> **GOAL**:
Copy each entry as it stands, leaving nothing out.

> **EXERCISE MATERIAL**:
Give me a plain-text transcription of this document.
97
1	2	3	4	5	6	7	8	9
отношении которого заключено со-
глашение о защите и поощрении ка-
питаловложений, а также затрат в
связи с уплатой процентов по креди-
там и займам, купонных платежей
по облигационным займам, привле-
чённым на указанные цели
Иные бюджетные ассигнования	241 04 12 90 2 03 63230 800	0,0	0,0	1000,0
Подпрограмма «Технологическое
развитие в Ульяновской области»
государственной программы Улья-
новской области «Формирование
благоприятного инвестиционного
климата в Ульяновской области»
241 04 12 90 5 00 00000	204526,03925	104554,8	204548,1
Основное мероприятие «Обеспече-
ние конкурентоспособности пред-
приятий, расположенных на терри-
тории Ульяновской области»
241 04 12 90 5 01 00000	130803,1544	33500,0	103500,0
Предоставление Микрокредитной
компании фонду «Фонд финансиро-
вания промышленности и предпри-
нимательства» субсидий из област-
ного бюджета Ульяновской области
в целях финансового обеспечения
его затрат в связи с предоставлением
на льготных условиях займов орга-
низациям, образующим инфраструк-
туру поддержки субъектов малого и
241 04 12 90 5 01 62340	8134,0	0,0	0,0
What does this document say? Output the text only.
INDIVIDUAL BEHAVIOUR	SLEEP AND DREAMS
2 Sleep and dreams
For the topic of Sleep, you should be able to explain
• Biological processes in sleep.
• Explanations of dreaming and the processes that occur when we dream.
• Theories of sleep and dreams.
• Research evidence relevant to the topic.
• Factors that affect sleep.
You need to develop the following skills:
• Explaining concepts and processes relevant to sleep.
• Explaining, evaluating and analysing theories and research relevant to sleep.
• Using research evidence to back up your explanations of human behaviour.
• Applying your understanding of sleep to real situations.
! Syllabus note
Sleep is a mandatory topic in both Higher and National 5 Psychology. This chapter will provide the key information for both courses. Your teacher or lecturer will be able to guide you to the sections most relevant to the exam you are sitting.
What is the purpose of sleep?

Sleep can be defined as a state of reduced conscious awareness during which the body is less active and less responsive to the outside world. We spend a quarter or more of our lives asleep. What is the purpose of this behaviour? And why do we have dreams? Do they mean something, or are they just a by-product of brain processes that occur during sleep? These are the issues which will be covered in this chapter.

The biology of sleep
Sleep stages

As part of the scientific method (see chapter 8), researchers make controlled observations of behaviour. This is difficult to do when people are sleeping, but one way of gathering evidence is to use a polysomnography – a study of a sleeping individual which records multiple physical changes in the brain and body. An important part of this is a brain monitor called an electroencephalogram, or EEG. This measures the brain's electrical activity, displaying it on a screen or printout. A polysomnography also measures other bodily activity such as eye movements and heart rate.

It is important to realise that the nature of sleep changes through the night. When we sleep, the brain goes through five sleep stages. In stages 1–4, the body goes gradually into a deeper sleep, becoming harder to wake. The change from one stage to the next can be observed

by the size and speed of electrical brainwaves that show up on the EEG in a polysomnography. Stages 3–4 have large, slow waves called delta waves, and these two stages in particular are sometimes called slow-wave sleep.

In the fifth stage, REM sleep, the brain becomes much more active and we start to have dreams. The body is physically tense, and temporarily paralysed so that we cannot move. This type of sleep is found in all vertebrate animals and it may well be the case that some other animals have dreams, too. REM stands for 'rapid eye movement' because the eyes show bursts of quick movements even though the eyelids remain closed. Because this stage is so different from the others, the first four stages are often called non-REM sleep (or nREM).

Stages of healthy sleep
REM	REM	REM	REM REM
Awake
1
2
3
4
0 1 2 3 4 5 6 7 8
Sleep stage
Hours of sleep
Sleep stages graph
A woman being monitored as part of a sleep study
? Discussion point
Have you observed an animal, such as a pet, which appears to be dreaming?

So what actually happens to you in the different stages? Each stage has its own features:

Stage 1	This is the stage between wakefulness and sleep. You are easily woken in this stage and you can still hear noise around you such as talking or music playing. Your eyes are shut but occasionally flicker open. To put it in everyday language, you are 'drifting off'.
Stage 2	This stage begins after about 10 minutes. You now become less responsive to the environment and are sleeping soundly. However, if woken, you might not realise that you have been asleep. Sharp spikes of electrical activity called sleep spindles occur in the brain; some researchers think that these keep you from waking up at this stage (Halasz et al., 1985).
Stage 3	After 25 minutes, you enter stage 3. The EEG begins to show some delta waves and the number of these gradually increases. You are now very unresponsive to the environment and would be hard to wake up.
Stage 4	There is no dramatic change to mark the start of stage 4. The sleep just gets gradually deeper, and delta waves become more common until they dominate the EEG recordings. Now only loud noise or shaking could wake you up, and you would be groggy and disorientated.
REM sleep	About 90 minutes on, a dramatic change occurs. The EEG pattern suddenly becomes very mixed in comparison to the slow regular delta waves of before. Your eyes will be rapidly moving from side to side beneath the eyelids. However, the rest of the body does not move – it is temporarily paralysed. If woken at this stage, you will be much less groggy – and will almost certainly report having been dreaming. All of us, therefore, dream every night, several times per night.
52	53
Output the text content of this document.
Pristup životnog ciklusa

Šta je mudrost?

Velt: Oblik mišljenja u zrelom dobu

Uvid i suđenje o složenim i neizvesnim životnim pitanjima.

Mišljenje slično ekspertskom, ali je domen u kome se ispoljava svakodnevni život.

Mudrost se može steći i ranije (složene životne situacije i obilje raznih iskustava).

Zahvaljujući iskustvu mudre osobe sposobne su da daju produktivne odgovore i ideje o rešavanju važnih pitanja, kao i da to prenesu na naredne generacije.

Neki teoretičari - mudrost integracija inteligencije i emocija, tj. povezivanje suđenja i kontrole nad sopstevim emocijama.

> **RESPONSE TO THIS EXERCISE**:
Give me a plain-text transcription of this document.
97
1	2	3	4	5	6	7	8	9
отношении которого заключено со-
глашение о защите и поощрении ка-
питаловложений, а также затрат в
связи с уплатой процентов по креди-
там и займам, купонных платежей
по облигационным займам, привле-
чённым на указанные цели
Иные бюджетные ассигнования	241 04 12 90 2 03 63230 800	0,0	0,0	1000,0
Подпрограмма «Технологическое
развитие в Ульяновской области»
государственной программы Улья-
новской области «Формирование
благоприятного инвестиционного
климата в Ульяновской области»
241 04 12 90 5 00 00000	204526,03925	104554,8	204548,1
Основное мероприятие «Обеспече-
ние конкурентоспособности пред-
приятий, расположенных на терри-
тории Ульяновской области»
241 04 12 90 5 01 00000	130803,1544	33500,0	103500,0
Предоставление Микрокредитной
компании фонду «Фонд финансиро-
вания промышленности и предпри-
нимательства» субсидий из област-
ного бюджета Ульяновской области
в целях финансового обеспечения
его затрат в связи с предоставлением
на льготных условиях займов орга-
низациям, образующим инфраструк-
туру поддержки субъектов малого и
241 04 12 90 5 01 62340	8134,0	0,0	0,0
What does this document say? Output the text only.
INDIVIDUAL BEHAVIOUR	SLEEP AND DREAMS
2 Sleep and dreams
For the topic of Sleep, you should be able to explain
• Biological processes in sleep.
• Explanations of dreaming and the processes that occur when we dream.
• Theories of sleep and dreams.
• Research evidence relevant to the topic.
• Factors that affect sleep.
You need to develop the following skills:
• Explaining concepts and processes relevant to sleep.
• Explaining, evaluating and analysing theories and research relevant to sleep.
• Using research evidence to back up your explanations of human behaviour.
• Applying your understanding of sleep to real situations.
! Syllabus note
Sleep is a mandatory topic in both Higher and National 5 Psychology. This chapter will provide the key information for both courses. Your teacher or lecturer will be able to guide you to the sections most relevant to the exam you are sitting.
What is the purpose of sleep?

Sleep can be defined as a state of reduced conscious awareness during which the body is less active and less responsive to the outside world. We spend a quarter or more of our lives asleep. What is the purpose of this behaviour? And why do we have dreams? Do they mean something, or are they just a by-product of brain processes that occur during sleep? These are the issues which will be covered in this chapter.

The biology of sleep
Sleep stages

As part of the scientific method (see chapter 8), researchers make controlled observations of behaviour. This is difficult to do when people are sleeping, but one way of gathering evidence is to use a polysomnography – a study of a sleeping individual which records multiple physical changes in the brain and body. An important part of this is a brain monitor called an electroencephalogram, or EEG. This measures the brain's electrical activity, displaying it on a screen or printout. A polysomnography also measures other bodily activity such as eye movements and heart rate.

It is important to realise that the nature of sleep changes through the night. When we sleep, the brain goes through five sleep stages. In stages 1–4, the body goes gradually into a deeper sleep, becoming harder to wake. The change from one stage to the next can be observed

by the size and speed of electrical brainwaves that show up on the EEG in a polysomnography. Stages 3–4 have large, slow waves called delta waves, and these two stages in particular are sometimes called slow-wave sleep.

In the fifth stage, REM sleep, the brain becomes much more active and we start to have dreams. The body is physically tense, and temporarily paralysed so that we cannot move. This type of sleep is found in all vertebrate animals and it may well be the case that some other animals have dreams, too. REM stands for 'rapid eye movement' because the eyes show bursts of quick movements even though the eyelids remain closed. Because this stage is so different from the others, the first four stages are often called non-REM sleep (or nREM).

Stages of healthy sleep
REM	REM	REM	REM REM
Awake
1
2
3
4
0 1 2 3 4 5 6 7 8
Sleep stage
Hours of sleep
Sleep stages graph
A woman being monitored as part of a sleep study
? Discussion point
Have you observed an animal, such as a pet, which appears to be dreaming?

So what actually happens to you in the different stages? Each stage has its own features:

Stage 1	This is the stage between wakefulness and sleep. You are easily woken in this stage and you can still hear noise around you such as talking or music playing. Your eyes are shut but occasionally flicker open. To put it in everyday language, you are 'drifting off'.
Stage 2	This stage begins after about 10 minutes. You now become less responsive to the environment and are sleeping soundly. However, if woken, you might not realise that you have been asleep. Sharp spikes of electrical activity called sleep spindles occur in the brain; some researchers think that these keep you from waking up at this stage (Halasz et al., 1985).
Stage 3	After 25 minutes, you enter stage 3. The EEG begins to show some delta waves and the number of these gradually increases. You are now very unresponsive to the environment and would be hard to wake up.
Stage 4	There is no dramatic change to mark the start of stage 4. The sleep just gets gradually deeper, and delta waves become more common until they dominate the EEG recordings. Now only loud noise or shaking could wake you up, and you would be groggy and disorientated.
REM sleep	About 90 minutes on, a dramatic change occurs. The EEG pattern suddenly becomes very mixed in comparison to the slow regular delta waves of before. Your eyes will be rapidly moving from side to side beneath the eyelids. However, the rest of the body does not move – it is temporarily paralysed. If woken at this stage, you will be much less groggy – and will almost certainly report having been dreaming. All of us, therefore, dream every night, several times per night.
52	53
Output the text content of this document.
Pristup životnog ciklusa

Šta je mudrost?

Velt: Oblik mišljenja u zrelom dobu

Uvid i suđenje o složenim i neizvesnim životnim pitanjima.

Mišljenje slično ekspertskom, ali je domen u kome se ispoljava svakodnevni život.

Mudrost se može steći i ranije (složene životne situacije i obilje raznih iskustava).

Zahvaljujući iskustvu mudre osobe sposobne su da daju produktivne odgovore i ideje o rešavanju važnih pitanja, kao i da to prenesu na naredne generacije.

Neki teoretičari - mudrost integracija inteligencije i emocija, tj. povezivanje suđenja i kontrole nad sopstevim emocijama.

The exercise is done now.